Passage for review section start
Margaret Katz Laboratory
In the Katz laboratory, we have identified two new types of regulatory protein which play a role in the response to starvation and programmed cell death in fungi. We are studying the function of these proteins using a functional genomic approach. Some of the proteins may be useful as targets for anti-fungal drugs. This project involves the use of many different genetic, molecular biological and functional genomic techniques.
Potential projects include:
1) Identification of the DNA binding sites for regulatory proteins.
2) Isolation and genetic analysis of mutants that are altered in the programmed cell death pathway
3) Investigation of whether the putative regulatory proteins are required for virulence by creating a gene knockout in a fungal pathogen.
4) Insertion of a putative regulatory gene into an expression vector and purification of the protein.
5) Identification of proteins that interact with the new regulatory proteins.
6) Subcellular localisation of a regulatory protein using fluorescent tags.
7) Investigation of the role of the regulatory proteins in triggering programmed cell death.
Passage for review section end
Supplied information section start
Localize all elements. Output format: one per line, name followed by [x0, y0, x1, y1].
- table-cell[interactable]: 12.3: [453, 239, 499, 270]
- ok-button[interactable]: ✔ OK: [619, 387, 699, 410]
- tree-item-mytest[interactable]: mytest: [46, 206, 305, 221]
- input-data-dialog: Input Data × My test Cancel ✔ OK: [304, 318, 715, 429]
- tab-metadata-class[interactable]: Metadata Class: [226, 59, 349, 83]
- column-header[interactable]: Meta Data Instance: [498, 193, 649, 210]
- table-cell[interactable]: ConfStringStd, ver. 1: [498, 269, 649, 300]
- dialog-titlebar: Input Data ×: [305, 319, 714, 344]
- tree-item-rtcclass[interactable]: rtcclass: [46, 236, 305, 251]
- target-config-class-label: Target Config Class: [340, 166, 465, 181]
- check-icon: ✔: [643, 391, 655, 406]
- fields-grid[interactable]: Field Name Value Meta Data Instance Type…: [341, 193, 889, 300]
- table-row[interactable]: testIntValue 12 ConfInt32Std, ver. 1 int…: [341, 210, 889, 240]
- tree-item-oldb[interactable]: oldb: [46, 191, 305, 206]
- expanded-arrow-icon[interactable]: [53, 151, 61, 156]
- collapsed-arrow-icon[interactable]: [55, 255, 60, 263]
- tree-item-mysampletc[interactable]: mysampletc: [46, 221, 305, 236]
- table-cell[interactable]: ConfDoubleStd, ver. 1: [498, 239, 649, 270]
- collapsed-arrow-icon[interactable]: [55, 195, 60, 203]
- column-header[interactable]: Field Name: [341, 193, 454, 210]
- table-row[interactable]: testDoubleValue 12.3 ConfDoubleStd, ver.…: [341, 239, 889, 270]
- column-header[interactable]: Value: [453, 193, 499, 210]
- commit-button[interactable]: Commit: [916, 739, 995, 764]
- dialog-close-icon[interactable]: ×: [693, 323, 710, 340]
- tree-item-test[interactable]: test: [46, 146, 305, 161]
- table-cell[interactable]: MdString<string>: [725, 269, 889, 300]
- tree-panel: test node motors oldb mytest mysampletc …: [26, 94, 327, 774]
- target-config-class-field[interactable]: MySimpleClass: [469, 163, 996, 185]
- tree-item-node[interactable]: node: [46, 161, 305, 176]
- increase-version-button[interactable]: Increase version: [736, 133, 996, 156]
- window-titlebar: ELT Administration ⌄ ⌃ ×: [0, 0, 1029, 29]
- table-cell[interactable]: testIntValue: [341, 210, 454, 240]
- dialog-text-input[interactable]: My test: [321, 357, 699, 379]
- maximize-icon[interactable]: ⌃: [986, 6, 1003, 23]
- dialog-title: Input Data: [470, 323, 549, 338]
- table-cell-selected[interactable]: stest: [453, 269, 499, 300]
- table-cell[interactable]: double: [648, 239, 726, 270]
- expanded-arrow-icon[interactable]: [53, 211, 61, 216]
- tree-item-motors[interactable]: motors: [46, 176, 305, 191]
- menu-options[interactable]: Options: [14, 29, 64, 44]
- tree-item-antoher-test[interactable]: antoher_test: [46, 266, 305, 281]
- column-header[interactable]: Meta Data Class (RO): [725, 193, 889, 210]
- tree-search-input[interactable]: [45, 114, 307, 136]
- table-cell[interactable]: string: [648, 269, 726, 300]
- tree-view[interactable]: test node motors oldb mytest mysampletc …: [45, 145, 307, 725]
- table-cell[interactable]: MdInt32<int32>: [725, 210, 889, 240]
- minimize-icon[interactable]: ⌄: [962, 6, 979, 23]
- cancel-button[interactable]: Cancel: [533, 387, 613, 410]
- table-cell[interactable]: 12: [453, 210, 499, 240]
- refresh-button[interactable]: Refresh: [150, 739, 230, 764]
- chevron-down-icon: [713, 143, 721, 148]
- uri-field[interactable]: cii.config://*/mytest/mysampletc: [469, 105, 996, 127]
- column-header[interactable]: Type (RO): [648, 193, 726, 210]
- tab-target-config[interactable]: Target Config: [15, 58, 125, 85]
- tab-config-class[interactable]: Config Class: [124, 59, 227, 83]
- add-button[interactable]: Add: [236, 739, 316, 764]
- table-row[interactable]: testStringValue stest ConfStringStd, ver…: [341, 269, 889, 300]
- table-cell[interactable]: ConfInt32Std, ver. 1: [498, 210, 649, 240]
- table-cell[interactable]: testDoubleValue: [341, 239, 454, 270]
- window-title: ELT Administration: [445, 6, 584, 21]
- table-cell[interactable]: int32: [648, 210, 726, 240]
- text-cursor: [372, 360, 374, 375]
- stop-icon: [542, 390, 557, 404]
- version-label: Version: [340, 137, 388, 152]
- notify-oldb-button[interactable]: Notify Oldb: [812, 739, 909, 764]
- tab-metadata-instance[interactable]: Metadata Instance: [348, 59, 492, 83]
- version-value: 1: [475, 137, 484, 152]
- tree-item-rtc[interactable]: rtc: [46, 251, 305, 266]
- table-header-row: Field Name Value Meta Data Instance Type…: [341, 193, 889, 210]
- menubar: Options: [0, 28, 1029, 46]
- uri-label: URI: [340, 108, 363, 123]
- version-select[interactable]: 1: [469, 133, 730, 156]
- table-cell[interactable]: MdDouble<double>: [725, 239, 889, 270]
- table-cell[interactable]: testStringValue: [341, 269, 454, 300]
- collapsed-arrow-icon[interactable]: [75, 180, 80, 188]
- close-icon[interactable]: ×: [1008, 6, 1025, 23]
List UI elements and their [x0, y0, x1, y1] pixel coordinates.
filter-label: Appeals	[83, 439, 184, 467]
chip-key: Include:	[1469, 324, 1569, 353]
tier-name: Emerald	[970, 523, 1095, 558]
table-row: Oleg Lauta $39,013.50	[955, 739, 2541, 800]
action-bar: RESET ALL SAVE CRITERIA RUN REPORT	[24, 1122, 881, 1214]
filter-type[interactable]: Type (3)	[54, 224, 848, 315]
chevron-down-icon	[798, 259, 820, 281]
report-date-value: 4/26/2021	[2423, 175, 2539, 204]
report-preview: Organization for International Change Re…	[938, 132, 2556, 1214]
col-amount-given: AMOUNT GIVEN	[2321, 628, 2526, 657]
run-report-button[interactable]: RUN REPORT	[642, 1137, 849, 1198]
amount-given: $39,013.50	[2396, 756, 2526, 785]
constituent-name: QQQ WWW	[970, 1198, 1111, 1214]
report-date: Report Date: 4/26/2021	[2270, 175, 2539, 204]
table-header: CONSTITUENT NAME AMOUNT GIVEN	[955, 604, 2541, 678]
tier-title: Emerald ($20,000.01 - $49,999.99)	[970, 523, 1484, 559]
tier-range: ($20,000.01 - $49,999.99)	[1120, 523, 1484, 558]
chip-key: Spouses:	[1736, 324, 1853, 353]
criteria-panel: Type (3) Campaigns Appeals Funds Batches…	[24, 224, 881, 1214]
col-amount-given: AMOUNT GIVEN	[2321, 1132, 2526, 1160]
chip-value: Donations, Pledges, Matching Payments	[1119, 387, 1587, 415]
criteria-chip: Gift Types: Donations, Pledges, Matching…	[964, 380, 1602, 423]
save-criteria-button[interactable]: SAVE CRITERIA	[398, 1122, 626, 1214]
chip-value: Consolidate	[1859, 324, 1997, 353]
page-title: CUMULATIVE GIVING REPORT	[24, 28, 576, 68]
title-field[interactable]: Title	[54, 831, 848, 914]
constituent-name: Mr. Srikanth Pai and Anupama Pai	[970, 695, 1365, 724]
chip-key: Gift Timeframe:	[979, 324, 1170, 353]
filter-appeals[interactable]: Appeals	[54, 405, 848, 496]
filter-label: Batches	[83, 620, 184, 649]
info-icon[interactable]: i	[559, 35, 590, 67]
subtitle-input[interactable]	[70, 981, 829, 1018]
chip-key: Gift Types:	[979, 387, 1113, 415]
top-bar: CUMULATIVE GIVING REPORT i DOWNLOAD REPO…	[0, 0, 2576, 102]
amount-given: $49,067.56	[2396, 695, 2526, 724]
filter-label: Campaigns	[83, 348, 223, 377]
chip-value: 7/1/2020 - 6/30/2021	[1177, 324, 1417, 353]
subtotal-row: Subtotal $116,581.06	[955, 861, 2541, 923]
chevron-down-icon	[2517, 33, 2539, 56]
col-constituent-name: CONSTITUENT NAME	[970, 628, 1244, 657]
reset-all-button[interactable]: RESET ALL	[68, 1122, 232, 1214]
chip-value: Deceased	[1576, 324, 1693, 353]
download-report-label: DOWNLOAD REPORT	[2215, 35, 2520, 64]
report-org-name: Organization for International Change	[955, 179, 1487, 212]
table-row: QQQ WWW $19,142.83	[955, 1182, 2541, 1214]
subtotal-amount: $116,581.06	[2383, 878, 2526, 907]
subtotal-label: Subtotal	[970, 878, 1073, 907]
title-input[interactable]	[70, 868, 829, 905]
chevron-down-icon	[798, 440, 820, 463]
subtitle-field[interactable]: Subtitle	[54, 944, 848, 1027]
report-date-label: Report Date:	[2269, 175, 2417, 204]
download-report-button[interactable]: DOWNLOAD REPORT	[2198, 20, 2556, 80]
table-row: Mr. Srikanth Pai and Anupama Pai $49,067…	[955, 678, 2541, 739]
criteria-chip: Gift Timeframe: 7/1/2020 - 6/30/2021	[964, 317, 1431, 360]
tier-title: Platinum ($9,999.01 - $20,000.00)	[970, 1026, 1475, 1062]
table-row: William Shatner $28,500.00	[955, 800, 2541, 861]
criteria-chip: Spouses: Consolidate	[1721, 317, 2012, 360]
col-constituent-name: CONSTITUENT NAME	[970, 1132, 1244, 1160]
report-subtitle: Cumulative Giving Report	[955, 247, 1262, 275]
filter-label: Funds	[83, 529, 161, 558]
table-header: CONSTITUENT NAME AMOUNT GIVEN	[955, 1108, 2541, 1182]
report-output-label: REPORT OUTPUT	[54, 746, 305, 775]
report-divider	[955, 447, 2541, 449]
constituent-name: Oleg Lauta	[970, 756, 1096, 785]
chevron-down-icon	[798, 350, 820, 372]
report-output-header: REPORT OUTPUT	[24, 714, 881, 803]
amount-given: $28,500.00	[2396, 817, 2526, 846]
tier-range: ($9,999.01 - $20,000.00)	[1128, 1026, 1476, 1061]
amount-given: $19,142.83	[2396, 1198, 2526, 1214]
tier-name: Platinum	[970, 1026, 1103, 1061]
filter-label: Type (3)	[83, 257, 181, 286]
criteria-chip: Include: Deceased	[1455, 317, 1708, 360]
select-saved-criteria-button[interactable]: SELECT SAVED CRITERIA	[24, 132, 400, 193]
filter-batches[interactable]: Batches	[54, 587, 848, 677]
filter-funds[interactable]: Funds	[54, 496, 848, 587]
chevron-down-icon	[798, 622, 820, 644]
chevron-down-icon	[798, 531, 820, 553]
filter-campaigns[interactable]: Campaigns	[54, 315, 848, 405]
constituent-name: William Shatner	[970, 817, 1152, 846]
Supplied information section end
_Instructions_
(1) Reproduce the stretch of the Katz laboratory description from "2) Isolation and" through "using fluorescent tags.".
(2) Answer these questions using the Katz laboratory description:
(a) In what two processes in fungi do the newly identified regulatory proteins play a role?
(b) What kind of tags are used for the subcellular localisation of a regulatory protein?
(c) In what kind of organism would a gene knockout be created to test whether the proteins are required for virulence?
(3) Continue the Katz laboratory description from the point at which it ends.
The listing comes from a separate source and is unrelated to the Katz laboratory description.

_Solved tasks_
(1)
2) Isolation and genetic analysis of mutants that are altered in the programmed cell death pathway
3) Investigation of whether the putative regulatory proteins are required for virulence by creating a gene knockout in a fungal pathogen.
4) Insertion of a putative regulatory gene into an expression vector and purification of the protein.
5) Identification of proteins that interact with the new regulatory proteins.
6) Subcellular localisation of a regulatory protein using fluorescent tags.

(2)
(a) The response to starvation and programmed cell death.
(b) Fluorescent tags.
(c) A fungal pathogen.

(3)
Footrot research programme (M. Katz). The aim of this programme is to investigate genes involved in the virulence of Dichelobacter nodosus, the anaerobic bacterium which causes footrot in sheep. This knowledge has been applied to the development of an improved diagnostic test for footrot, which has now been introduced by DPI, NSW.
Aspergillus research programme (contact M. Katz). This project uses molecular genetics and functional genomics to study the production of enzymes (proteases) in response to starvation and during programmed cell death. These enzymes are important virulence determinants in fungal pathogens. Collaborators include Joan Kelly, University of Adelaide, and Matthias Brock, Leibniz Institute for Natural Product Research and Infection Biology.
Botrytis research programme (contact M. Katz). Botrytis cinerea is being used as a model plant pathogen to test the role in pathogenicity of regulatory genes discovered in the Aspergillus programme.